Instruções da tarefa » No texto sobre a BR-386, quantos quilômetros da rodovia são administrados pela CCR ViaSul?

Trecho selecionado »
A BR-386, que liga o norte do estado à Região Metropolitana, vive um momento de reconstrução e retomada. A chamada Estrada da Produção sofreu diversos danos estruturais durante a enchente, em meio a um período de obras importantes. Quase 11 meses depois da cheia, são poucos os resquícios deixados pela tragédia, e os trabalhos de melhorias na estrada voltam a ter um ritmo acelerado.
Zero Hora percorreu 372 quilômetros da rodovia, de Canoas a Boa Vista das Missões, entre os dias 19 e 21 de março para conferir as atuais condições da estrada e o impacto para motoristas e as comunidades que dependem dela.
A estrada possui 266 quilômetros administrados pela CCR ViaSul, com quatro praças de pedágio. Nesse bloco, segundo a empresa, passam 16,5 mil veículos por dia. Outros 106 quilômetros são de responsabilidade do Departamento Nacional de Infraestrutura de Transportes (Dnit).
Atualmente, a duplicação dos trechos de pista simples é a grande obra aguardada pela população. Boa parte dos trabalhos sofreu atrasos, alguns iniciaram recentemente e outros ainda estão pendentes, com previsão de início para os próximos anos.
"Atualmente, temos mais de 2 mil trabalhadores atuando em todos os trechos em obras na BR-386, desde Tio Hugo até Estrela", diz a CCR ViaSul, em nota. A empresa ainda comenta que "o cronograma prévio de serviços foi prejudicado devido à enchente histórica que atingiu o Rio Grande do Sul em maio do ano passado".
Obras em andamento
Os trabalhos de duplicação estão em andamento desde 2021. O primeiro trecho a ser contemplado foi entre Lajeado e Marques de Souza, em um trecho de 20 quilômetros. Inicialmente previstos para o início de 2023, as obras seguem inacabadas.
Moradores, autoridades e profissionais que trabalham no ramo da logística reconhecem que as obras trarão melhorias no deslocamento e enxergam avanços em relação ao período da enchente, que afetou a circulação principalmente no Vale do Taquari, atravessado pela BR-386.

Dados armazenados »
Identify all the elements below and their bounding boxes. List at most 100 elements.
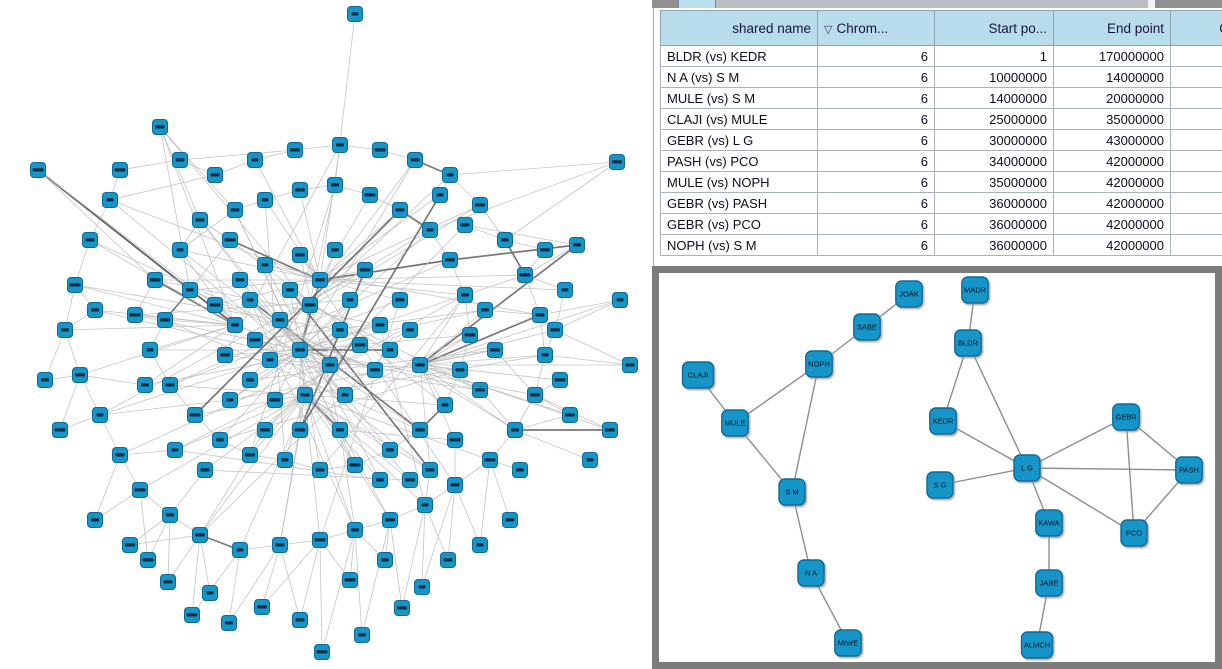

Solução abaixo » 266 quilômetros.